** Start **

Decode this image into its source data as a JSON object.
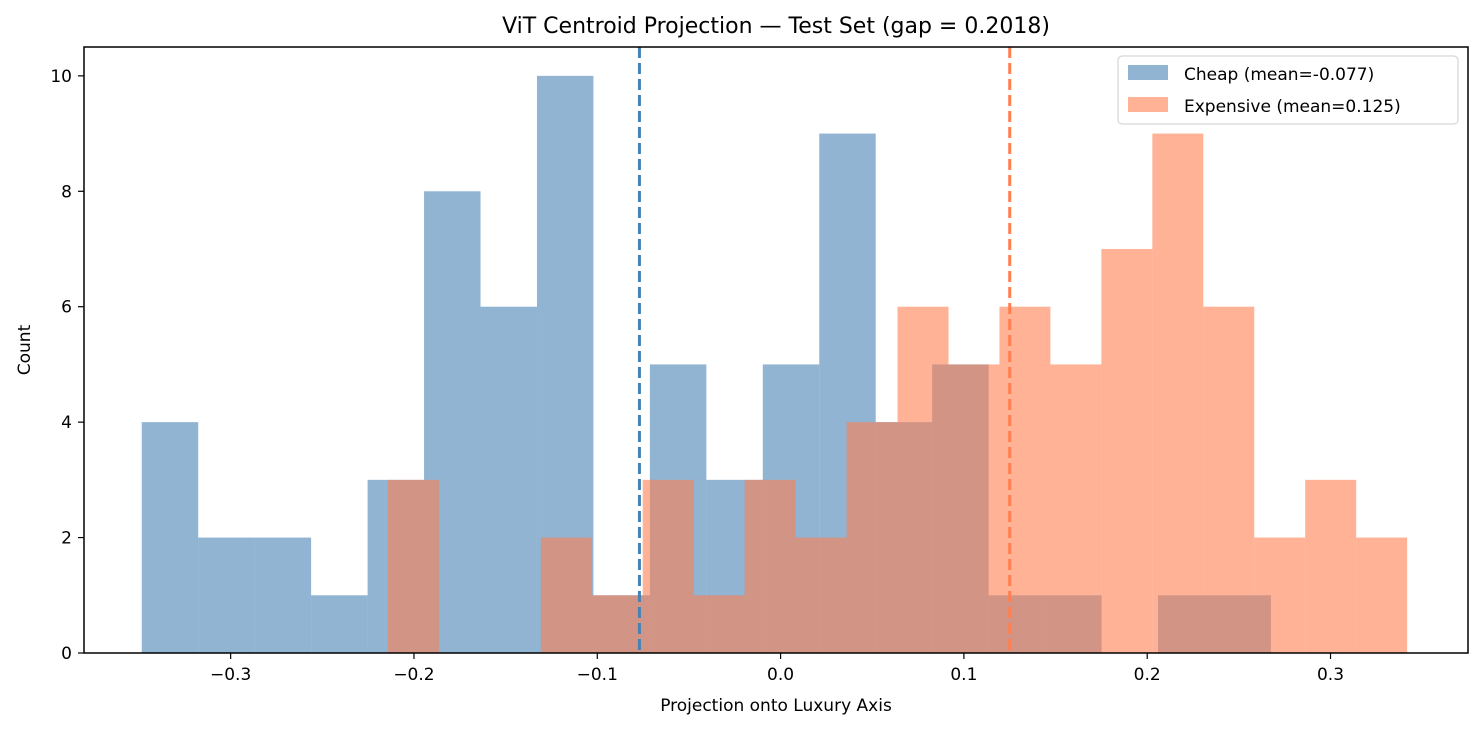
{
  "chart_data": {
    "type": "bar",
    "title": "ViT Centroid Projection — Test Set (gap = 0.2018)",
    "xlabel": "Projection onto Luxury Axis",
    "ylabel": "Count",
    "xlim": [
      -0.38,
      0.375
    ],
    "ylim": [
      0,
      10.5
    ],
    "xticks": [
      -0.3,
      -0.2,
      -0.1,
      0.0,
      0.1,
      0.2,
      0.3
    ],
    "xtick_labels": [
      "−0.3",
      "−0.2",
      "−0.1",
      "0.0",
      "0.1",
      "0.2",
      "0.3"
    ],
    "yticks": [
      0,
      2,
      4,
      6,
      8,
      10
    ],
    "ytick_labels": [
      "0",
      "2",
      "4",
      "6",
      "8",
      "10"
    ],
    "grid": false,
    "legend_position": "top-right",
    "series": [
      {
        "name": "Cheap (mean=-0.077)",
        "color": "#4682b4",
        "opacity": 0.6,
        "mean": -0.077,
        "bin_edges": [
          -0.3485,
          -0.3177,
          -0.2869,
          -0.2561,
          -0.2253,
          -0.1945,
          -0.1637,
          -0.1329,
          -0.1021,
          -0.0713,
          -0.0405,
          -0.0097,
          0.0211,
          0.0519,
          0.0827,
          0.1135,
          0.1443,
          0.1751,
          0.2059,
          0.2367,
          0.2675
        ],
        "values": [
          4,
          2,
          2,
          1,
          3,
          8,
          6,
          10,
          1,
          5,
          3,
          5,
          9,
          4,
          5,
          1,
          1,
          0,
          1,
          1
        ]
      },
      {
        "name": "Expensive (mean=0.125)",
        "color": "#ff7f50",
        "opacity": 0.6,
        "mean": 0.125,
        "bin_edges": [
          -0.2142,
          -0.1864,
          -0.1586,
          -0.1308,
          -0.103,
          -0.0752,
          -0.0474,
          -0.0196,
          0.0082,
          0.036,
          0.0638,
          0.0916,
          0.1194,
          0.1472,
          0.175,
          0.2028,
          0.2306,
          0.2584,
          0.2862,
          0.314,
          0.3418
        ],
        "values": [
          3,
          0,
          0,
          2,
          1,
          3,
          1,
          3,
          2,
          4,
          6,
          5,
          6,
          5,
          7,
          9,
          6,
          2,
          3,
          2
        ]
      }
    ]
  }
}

** End **

## [Task requirements]
Extract all the entries word for word; omit any pictures.

## [Response to this exercise]
Decode this image into its source data as a JSON object.
{
  "chart_data": {
    "type": "bar",
    "title": "ViT Centroid Projection — Test Set (gap = 0.2018)",
    "xlabel": "Projection onto Luxury Axis",
    "ylabel": "Count",
    "xlim": [
      -0.38,
      0.375
    ],
    "ylim": [
      0,
      10.5
    ],
    "xticks": [
      -0.3,
      -0.2,
      -0.1,
      0.0,
      0.1,
      0.2,
      0.3
    ],
    "xtick_labels": [
      "−0.3",
      "−0.2",
      "−0.1",
      "0.0",
      "0.1",
      "0.2",
      "0.3"
    ],
    "yticks": [
      0,
      2,
      4,
      6,
      8,
      10
    ],
    "ytick_labels": [
      "0",
      "2",
      "4",
      "6",
      "8",
      "10"
    ],
    "grid": false,
    "legend_position": "top-right",
    "series": [
      {
        "name": "Cheap (mean=-0.077)",
        "color": "#4682b4",
        "opacity": 0.6,
        "mean": -0.077,
        "bin_edges": [
          -0.3485,
          -0.3177,
          -0.2869,
          -0.2561,
          -0.2253,
          -0.1945,
          -0.1637,
          -0.1329,
          -0.1021,
          -0.0713,
          -0.0405,
          -0.0097,
          0.0211,
          0.0519,
          0.0827,
          0.1135,
          0.1443,
          0.1751,
          0.2059,
          0.2367,
          0.2675
        ],
        "values": [
          4,
          2,
          2,
          1,
          3,
          8,
          6,
          10,
          1,
          5,
          3,
          5,
          9,
          4,
          5,
          1,
          1,
          0,
          1,
          1
        ]
      },
      {
        "name": "Expensive (mean=0.125)",
        "color": "#ff7f50",
        "opacity": 0.6,
        "mean": 0.125,
        "bin_edges": [
          -0.2142,
          -0.1864,
          -0.1586,
          -0.1308,
          -0.103,
          -0.0752,
          -0.0474,
          -0.0196,
          0.0082,
          0.036,
          0.0638,
          0.0916,
          0.1194,
          0.1472,
          0.175,
          0.2028,
          0.2306,
          0.2584,
          0.2862,
          0.314,
          0.3418
        ],
        "values": [
          3,
          0,
          0,
          2,
          1,
          3,
          1,
          3,
          2,
          4,
          6,
          5,
          6,
          5,
          7,
          9,
          6,
          2,
          3,
          2
        ]
      }
    ]
  }
}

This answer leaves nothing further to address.